[start LISTED RECORDS]

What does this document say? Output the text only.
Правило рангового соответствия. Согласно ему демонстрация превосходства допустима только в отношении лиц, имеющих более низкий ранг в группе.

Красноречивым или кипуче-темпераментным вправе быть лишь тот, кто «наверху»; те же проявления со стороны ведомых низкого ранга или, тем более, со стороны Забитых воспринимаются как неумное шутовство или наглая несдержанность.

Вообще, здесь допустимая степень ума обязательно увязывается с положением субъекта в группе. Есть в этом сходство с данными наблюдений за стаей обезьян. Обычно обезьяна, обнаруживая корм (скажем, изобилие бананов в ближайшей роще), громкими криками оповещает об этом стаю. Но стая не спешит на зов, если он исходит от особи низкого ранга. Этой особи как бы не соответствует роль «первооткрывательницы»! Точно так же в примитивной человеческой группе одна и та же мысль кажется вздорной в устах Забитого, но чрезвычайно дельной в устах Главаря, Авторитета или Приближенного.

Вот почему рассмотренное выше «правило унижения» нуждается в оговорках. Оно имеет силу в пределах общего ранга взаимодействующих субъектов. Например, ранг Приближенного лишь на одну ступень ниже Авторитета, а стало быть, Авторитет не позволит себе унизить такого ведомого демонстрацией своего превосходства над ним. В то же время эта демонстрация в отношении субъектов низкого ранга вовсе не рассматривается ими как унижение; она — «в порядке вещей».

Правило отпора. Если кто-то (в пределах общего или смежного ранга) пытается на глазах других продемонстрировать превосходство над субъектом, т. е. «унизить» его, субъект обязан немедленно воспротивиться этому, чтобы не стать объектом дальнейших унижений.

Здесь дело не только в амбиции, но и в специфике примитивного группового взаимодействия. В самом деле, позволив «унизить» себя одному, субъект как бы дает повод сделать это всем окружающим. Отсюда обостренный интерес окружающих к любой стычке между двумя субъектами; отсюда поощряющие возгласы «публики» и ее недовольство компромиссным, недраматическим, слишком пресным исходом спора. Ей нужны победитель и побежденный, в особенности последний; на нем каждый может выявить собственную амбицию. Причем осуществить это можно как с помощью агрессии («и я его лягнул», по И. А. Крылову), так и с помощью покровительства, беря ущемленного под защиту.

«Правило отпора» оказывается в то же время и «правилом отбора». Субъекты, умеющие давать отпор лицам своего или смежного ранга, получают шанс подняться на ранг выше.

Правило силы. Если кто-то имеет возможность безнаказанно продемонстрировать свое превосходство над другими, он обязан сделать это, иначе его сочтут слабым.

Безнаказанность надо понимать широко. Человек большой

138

[end LISTED RECORDS]

Copy out each line of the material that holds the word "обязан".

Правило отпора. Если кто-то (в пределах общего или смежного ранга) пытается на глазах других продемонстрировать превосходство над субъектом, т. е. «унизить» его, субъект обязан немедленно воспротивиться этому, чтобы не стать объектом дальнейших унижений.
Правило силы. Если кто-то имеет возможность безнаказанно продемонстрировать свое превосходство над другими, он обязан сделать это, иначе его сочтут слабым.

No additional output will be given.